Entries taken from a collection:
════

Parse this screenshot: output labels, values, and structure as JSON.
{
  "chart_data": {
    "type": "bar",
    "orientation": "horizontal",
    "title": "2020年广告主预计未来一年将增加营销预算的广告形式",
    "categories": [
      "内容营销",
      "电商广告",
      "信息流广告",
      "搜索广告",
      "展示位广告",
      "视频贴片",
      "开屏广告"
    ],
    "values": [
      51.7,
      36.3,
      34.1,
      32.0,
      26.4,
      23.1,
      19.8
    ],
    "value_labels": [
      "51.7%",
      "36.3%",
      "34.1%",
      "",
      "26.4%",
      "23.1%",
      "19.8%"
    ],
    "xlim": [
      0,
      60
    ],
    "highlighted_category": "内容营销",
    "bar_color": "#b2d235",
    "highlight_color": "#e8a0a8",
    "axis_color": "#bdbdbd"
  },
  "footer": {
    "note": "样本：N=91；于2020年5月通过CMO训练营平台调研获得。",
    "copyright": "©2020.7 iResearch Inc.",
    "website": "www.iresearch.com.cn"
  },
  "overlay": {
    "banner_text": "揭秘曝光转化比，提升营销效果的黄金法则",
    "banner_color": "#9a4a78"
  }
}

════

What needs to be done: Copy every line exactly. Leave nothing out.

Expected answer:
Parse this screenshot: output labels, values, and structure as JSON.
{
  "chart_data": {
    "type": "bar",
    "orientation": "horizontal",
    "title": "2020年广告主预计未来一年将增加营销预算的广告形式",
    "categories": [
      "内容营销",
      "电商广告",
      "信息流广告",
      "搜索广告",
      "展示位广告",
      "视频贴片",
      "开屏广告"
    ],
    "values": [
      51.7,
      36.3,
      34.1,
      32.0,
      26.4,
      23.1,
      19.8
    ],
    "value_labels": [
      "51.7%",
      "36.3%",
      "34.1%",
      "",
      "26.4%",
      "23.1%",
      "19.8%"
    ],
    "xlim": [
      0,
      60
    ],
    "highlighted_category": "内容营销",
    "bar_color": "#b2d235",
    "highlight_color": "#e8a0a8",
    "axis_color": "#bdbdbd"
  },
  "footer": {
    "note": "样本：N=91；于2020年5月通过CMO训练营平台调研获得。",
    "copyright": "©2020.7 iResearch Inc.",
    "website": "www.iresearch.com.cn"
  },
  "overlay": {
    "banner_text": "揭秘曝光转化比，提升营销效果的黄金法则",
    "banner_color": "#9a4a78"
  }
}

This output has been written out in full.